* **SHORT EXERCISE**
Each line of the data that includes the string "ylabel" is to be copied out.

=-=-=-=-=

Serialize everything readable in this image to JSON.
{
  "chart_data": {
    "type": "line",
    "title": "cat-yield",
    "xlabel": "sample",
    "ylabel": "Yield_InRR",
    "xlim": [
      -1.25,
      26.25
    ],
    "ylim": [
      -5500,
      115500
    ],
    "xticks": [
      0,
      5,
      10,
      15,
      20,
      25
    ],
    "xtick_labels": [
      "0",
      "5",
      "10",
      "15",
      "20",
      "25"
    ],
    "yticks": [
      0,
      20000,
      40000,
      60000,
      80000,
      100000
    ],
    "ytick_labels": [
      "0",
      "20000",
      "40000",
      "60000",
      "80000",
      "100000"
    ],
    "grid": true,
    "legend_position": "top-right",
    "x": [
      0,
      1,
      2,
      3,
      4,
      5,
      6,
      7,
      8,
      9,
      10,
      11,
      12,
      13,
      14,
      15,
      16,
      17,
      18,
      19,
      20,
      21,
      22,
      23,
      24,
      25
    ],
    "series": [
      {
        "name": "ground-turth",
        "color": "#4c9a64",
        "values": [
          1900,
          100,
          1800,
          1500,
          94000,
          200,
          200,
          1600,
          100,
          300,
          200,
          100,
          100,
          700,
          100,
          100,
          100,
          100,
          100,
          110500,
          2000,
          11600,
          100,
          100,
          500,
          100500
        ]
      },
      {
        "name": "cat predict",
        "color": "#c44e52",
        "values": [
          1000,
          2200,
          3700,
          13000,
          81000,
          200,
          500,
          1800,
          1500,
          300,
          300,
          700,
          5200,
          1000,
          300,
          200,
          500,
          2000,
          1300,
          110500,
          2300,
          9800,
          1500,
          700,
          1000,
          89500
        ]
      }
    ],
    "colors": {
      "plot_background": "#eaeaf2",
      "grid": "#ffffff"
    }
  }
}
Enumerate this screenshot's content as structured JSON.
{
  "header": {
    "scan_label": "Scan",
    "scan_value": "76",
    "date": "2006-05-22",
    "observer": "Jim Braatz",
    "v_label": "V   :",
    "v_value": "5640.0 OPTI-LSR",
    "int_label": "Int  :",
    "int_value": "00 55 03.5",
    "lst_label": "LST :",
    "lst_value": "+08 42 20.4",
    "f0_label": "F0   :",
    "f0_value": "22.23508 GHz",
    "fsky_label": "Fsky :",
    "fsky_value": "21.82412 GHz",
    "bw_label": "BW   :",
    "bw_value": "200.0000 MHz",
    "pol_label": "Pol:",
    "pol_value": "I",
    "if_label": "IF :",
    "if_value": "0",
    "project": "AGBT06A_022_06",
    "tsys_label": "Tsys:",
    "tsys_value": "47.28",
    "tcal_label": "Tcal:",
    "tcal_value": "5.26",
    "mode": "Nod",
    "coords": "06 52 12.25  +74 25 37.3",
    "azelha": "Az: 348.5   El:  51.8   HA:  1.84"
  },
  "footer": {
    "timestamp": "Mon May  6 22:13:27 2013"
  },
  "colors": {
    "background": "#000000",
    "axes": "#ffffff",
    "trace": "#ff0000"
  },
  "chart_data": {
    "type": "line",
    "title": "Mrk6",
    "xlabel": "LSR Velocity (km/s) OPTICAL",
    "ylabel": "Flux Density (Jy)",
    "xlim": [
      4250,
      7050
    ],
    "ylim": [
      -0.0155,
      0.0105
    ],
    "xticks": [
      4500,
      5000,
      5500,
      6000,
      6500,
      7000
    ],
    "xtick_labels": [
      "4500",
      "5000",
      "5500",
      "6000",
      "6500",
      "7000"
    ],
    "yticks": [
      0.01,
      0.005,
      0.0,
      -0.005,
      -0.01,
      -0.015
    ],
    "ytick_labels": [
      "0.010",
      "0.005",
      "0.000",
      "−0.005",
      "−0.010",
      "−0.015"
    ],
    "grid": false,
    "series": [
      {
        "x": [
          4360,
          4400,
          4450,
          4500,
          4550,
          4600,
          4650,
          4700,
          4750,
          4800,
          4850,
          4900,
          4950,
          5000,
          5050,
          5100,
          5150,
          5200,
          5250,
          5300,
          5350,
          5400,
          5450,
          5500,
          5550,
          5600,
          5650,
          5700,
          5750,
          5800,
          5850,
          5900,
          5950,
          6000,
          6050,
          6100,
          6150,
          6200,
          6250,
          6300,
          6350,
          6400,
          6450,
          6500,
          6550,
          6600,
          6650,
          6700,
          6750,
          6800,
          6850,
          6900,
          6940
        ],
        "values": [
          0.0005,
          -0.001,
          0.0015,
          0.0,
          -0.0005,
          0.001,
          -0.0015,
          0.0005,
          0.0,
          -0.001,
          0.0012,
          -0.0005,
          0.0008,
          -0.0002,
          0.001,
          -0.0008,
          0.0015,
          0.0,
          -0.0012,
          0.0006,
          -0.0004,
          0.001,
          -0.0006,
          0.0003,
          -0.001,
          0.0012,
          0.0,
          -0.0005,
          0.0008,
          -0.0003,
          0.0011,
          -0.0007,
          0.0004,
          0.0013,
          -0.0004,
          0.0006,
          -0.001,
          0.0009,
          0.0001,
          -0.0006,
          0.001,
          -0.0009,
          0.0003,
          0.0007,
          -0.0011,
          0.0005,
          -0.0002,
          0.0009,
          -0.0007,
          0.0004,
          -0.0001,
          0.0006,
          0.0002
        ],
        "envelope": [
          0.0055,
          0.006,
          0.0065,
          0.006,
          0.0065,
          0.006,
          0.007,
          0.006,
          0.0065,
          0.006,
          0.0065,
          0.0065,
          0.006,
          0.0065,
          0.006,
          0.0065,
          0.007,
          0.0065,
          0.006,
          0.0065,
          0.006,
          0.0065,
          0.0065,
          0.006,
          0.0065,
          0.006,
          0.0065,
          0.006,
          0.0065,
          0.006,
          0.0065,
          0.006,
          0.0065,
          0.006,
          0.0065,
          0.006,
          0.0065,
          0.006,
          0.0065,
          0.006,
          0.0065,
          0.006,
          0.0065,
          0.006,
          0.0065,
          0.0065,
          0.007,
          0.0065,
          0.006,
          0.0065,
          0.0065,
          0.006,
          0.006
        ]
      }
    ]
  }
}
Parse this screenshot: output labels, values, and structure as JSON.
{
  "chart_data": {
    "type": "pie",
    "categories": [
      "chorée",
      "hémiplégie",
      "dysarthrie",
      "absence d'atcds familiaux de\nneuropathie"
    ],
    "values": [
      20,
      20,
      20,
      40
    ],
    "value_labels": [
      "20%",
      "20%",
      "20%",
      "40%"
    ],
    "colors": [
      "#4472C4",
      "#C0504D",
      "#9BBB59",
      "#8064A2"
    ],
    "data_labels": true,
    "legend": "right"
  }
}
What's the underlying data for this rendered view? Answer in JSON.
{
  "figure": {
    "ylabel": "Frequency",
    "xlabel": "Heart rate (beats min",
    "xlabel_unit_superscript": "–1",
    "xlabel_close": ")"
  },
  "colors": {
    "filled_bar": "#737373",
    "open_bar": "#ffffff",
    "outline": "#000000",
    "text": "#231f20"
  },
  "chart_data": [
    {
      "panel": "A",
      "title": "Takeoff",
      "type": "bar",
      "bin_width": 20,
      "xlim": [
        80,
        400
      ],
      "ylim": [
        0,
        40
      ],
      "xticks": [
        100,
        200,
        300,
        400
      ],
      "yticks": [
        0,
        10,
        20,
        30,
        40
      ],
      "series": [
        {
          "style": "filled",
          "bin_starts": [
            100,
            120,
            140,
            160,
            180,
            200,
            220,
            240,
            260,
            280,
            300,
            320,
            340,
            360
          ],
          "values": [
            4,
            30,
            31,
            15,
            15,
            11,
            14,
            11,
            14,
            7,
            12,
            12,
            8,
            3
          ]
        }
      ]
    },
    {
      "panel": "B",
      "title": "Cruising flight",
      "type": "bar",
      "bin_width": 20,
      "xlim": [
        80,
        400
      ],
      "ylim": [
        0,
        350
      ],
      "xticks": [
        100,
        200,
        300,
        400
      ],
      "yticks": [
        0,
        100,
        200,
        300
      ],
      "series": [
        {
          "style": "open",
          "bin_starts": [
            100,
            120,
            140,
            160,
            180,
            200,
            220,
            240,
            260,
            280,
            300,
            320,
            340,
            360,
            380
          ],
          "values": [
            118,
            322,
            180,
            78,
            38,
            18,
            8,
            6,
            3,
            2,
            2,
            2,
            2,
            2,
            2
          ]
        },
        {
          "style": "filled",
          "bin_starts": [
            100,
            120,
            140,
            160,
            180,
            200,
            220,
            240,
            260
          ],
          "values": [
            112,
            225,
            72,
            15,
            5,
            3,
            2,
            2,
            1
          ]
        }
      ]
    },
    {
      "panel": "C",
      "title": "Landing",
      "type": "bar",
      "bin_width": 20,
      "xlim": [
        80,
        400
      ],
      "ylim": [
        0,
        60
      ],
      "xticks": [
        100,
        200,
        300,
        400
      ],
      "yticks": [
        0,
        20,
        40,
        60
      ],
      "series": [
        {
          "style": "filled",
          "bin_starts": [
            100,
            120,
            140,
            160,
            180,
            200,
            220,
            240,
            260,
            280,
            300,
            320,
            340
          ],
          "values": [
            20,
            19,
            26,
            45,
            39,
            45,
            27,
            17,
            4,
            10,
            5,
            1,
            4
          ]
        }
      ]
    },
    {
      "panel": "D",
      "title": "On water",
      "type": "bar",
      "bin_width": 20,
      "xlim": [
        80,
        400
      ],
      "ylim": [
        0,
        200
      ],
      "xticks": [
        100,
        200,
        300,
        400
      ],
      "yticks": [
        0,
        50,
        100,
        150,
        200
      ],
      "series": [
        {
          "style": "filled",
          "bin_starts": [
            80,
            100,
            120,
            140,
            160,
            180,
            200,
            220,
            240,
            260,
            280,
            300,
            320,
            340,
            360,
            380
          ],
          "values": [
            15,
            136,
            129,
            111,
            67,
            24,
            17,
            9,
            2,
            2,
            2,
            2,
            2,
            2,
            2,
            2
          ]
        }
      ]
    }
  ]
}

=-=-=-=-=

* **SOLUTION TO THIS TASK**
    "ylabel": "Yield_InRR",
    "ylabel": "Flux Density (Jy)",
    "ylabel": "Frequency",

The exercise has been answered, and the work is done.